-- Start of Source records --

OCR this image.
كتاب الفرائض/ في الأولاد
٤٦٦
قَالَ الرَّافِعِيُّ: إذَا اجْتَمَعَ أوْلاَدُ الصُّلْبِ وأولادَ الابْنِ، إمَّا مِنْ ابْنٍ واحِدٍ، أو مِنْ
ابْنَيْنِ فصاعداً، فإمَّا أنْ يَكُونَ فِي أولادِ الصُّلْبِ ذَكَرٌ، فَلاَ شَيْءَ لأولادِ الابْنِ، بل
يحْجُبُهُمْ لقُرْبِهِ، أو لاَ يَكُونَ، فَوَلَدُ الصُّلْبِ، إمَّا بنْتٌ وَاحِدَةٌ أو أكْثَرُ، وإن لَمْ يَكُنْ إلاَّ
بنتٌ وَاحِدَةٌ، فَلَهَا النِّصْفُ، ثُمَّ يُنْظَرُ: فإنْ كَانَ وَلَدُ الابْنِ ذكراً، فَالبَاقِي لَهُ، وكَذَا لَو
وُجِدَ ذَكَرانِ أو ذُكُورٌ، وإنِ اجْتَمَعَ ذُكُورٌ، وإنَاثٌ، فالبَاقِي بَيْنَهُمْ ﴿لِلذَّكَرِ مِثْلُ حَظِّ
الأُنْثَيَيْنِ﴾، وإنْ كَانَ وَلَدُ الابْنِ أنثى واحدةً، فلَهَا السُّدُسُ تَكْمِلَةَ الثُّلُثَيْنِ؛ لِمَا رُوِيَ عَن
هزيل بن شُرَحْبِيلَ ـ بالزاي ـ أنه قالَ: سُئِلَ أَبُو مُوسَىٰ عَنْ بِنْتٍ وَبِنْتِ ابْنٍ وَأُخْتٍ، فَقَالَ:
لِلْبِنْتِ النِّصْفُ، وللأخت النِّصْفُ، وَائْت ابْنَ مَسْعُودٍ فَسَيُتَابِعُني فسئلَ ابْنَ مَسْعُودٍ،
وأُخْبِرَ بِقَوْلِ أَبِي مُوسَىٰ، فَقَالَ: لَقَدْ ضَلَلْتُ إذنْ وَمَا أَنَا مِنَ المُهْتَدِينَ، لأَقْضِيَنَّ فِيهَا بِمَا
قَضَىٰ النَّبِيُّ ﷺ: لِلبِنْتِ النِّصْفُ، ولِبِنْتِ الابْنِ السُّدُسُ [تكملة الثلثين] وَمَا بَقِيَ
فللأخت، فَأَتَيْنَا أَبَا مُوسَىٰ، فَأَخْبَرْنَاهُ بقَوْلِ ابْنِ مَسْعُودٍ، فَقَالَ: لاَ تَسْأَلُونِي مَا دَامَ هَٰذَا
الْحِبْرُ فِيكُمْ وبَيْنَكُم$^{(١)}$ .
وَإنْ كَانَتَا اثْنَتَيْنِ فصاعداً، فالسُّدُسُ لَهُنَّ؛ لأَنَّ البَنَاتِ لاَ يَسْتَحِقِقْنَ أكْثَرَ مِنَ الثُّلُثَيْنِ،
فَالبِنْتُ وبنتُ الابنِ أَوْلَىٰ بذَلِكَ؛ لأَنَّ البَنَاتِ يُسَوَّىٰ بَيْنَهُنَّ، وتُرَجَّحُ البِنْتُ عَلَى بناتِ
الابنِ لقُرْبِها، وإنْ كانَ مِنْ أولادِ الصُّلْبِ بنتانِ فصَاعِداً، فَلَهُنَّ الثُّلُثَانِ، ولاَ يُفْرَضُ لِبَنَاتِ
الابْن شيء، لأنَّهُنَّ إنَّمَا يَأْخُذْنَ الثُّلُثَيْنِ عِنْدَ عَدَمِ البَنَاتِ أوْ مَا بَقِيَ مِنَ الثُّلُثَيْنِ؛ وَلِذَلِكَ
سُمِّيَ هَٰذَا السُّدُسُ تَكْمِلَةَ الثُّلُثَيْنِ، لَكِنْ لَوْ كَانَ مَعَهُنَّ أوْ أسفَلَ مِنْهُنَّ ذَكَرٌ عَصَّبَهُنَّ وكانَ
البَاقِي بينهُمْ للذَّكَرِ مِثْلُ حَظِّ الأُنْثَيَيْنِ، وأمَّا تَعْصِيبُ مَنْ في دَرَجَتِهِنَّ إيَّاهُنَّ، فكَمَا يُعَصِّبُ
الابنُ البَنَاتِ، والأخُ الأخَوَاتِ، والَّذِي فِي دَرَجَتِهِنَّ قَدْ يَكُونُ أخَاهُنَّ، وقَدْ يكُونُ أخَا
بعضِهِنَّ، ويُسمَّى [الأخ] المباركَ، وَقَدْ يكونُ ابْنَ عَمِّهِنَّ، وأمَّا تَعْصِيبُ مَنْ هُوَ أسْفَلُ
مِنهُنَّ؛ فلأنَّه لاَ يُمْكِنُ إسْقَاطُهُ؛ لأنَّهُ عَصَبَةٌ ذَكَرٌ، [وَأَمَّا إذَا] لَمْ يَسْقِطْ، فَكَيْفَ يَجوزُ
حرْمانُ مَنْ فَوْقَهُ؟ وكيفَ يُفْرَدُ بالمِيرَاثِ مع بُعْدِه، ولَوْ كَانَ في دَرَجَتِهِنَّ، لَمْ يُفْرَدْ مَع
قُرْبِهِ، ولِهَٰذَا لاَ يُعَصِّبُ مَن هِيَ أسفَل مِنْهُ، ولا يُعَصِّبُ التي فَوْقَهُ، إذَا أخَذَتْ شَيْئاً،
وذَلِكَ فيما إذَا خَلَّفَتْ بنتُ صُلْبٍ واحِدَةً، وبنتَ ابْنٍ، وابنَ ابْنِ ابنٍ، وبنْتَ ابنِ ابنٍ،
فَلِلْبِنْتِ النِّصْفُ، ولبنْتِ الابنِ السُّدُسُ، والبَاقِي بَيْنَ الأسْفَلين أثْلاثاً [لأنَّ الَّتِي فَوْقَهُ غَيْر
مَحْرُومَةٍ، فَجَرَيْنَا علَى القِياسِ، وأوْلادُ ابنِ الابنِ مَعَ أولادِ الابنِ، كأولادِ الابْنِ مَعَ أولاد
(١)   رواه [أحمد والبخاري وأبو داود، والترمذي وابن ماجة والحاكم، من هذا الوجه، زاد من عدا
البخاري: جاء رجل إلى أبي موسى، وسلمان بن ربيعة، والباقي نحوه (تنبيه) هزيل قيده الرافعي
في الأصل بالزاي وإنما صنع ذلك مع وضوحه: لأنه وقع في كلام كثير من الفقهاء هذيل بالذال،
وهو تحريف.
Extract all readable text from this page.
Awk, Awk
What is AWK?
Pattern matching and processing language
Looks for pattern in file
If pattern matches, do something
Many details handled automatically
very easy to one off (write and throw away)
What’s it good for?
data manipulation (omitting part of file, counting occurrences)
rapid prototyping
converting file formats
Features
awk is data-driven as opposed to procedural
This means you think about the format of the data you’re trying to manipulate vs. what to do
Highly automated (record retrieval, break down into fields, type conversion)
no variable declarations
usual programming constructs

-- End of Source records --

= Goal =
Copy out each line of the entries that holds "هزيل".

= Reply to the task =
هزيل بن شُرَحْبِيلَ ـ بالزاي ـ أنه قالَ: سُئِلَ أَبُو مُوسَىٰ عَنْ بِنْتٍ وَبِنْتِ ابْنٍ وَأُخْتٍ، فَقَالَ:
البخاري: جاء رجل إلى أبي موسى، وسلمان بن ربيعة، والباقي نحوه (تنبيه) هزيل قيده الرافعي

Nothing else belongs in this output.